- _Required task_: Work through the data below and give the number of lines holding "justificación", nothing more.

_ _ _ _ _

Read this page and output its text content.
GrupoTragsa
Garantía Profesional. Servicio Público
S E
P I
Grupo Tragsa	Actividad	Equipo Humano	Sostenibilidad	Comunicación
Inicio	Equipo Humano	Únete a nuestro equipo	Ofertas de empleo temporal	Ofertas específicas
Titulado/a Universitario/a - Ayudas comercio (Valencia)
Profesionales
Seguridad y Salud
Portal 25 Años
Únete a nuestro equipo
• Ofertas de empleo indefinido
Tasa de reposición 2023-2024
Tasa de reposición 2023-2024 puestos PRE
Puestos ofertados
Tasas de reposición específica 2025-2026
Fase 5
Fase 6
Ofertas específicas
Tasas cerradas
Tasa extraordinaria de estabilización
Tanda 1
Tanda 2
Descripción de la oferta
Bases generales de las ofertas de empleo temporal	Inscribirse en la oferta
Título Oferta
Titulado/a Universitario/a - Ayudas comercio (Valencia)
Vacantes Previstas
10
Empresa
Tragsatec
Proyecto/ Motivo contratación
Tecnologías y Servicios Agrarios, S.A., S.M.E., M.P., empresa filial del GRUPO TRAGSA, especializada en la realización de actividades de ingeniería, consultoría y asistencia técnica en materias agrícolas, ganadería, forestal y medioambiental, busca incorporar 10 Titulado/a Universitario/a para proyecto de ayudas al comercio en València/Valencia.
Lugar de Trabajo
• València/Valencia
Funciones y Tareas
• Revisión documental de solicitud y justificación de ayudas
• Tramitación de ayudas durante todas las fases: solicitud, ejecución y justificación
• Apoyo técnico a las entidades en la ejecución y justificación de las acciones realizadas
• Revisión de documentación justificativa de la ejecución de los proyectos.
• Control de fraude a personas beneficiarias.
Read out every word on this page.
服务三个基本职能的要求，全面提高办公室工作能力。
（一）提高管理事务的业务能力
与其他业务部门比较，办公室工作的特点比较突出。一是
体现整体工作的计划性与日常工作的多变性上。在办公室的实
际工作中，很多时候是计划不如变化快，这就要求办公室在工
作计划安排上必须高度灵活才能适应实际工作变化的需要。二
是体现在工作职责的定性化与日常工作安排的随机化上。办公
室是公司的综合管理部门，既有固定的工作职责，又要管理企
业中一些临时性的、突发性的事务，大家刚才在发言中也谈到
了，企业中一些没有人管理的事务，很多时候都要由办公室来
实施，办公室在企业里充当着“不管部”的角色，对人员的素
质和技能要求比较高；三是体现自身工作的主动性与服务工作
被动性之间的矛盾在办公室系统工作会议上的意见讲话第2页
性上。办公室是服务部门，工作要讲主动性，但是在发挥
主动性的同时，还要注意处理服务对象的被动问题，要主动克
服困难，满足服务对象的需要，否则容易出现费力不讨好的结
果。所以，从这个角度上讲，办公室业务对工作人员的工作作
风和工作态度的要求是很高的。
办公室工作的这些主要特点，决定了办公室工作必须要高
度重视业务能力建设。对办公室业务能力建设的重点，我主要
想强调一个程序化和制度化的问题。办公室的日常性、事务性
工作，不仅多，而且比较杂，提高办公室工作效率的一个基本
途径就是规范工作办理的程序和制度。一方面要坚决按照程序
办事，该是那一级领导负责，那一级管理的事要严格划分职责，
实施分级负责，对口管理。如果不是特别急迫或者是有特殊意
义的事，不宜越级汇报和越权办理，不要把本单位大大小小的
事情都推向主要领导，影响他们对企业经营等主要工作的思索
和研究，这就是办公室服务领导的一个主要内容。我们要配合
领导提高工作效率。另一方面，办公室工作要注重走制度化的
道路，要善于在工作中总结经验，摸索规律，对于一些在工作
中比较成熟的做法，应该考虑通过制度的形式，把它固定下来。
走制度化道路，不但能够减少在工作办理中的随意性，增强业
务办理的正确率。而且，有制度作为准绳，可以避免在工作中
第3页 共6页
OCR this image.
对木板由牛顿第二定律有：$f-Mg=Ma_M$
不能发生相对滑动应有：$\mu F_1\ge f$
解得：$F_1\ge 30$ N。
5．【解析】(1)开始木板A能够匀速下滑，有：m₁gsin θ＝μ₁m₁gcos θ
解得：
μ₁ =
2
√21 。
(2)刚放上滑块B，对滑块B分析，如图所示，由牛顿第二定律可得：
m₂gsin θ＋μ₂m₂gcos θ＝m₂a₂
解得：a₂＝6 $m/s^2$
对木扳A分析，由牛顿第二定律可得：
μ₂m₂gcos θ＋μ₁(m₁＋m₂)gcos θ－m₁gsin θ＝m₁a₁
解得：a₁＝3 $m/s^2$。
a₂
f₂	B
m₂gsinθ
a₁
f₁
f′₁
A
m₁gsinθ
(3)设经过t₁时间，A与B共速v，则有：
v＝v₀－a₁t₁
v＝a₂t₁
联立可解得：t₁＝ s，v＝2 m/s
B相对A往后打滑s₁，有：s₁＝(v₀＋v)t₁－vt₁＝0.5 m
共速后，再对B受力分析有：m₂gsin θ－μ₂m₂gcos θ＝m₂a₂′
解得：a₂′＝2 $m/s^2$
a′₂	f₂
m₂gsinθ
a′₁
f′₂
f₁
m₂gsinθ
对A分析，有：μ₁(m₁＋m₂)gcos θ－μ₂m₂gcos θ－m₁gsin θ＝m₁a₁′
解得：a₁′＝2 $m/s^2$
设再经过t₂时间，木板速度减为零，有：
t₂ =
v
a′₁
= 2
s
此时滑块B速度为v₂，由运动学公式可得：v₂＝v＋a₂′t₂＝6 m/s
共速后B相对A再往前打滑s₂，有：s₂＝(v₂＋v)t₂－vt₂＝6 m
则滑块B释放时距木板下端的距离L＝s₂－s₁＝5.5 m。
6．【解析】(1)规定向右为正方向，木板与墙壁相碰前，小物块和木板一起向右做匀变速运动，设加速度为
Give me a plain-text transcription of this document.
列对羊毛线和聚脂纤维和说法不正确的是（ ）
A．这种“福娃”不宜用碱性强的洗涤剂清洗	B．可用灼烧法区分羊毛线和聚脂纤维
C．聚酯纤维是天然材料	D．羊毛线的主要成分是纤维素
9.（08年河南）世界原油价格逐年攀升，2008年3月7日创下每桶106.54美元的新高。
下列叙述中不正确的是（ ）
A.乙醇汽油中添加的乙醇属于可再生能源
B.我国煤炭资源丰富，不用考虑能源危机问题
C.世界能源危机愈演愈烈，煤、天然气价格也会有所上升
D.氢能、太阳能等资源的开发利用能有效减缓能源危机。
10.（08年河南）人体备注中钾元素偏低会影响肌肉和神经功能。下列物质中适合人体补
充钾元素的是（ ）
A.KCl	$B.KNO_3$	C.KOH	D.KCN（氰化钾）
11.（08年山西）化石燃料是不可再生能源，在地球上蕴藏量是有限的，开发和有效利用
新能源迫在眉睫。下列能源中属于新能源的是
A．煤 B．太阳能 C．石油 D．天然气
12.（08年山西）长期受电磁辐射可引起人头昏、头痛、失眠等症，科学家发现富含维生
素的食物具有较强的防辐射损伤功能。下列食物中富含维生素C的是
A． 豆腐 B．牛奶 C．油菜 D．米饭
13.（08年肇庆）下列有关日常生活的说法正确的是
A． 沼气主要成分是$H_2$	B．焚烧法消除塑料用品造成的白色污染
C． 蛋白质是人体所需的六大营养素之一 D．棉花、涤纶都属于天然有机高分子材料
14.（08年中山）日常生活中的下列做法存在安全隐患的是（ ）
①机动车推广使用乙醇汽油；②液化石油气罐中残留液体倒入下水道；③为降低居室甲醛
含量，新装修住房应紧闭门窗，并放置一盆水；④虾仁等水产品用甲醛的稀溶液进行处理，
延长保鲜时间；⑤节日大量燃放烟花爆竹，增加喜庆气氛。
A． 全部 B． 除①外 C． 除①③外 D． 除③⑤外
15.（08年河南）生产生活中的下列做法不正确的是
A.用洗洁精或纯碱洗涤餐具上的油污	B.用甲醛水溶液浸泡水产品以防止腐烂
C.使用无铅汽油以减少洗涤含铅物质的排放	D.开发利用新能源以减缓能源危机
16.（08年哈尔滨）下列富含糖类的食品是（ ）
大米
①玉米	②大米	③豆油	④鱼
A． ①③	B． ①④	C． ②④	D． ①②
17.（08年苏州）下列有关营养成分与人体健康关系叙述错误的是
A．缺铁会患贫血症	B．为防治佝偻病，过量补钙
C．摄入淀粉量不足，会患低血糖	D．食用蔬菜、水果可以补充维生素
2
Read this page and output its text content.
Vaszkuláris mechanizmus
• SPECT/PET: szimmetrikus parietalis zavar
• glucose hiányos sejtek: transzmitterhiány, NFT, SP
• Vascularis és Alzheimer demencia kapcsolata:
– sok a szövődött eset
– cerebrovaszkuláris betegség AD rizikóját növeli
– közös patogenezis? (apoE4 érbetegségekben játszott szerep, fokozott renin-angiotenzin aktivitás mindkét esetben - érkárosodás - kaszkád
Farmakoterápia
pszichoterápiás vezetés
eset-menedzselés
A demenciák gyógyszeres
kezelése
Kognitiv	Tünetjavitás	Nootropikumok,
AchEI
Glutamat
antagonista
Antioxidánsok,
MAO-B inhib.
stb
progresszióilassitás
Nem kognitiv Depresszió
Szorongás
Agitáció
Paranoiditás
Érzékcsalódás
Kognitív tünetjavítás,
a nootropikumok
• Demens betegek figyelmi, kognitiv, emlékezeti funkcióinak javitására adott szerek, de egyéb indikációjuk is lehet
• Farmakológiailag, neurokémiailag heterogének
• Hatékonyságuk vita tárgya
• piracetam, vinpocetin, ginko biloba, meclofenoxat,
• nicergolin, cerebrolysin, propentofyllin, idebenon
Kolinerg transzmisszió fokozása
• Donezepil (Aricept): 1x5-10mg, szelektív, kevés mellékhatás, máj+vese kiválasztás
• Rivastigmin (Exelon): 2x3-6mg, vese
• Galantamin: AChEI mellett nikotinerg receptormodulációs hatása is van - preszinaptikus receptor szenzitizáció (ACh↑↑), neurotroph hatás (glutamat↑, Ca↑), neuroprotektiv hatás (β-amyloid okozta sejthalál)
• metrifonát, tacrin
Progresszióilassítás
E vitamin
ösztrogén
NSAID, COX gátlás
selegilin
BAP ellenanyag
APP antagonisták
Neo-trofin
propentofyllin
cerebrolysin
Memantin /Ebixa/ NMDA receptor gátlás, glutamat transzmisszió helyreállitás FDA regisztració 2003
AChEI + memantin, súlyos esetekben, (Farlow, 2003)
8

_ _ _ _ _

- _Task response_: 3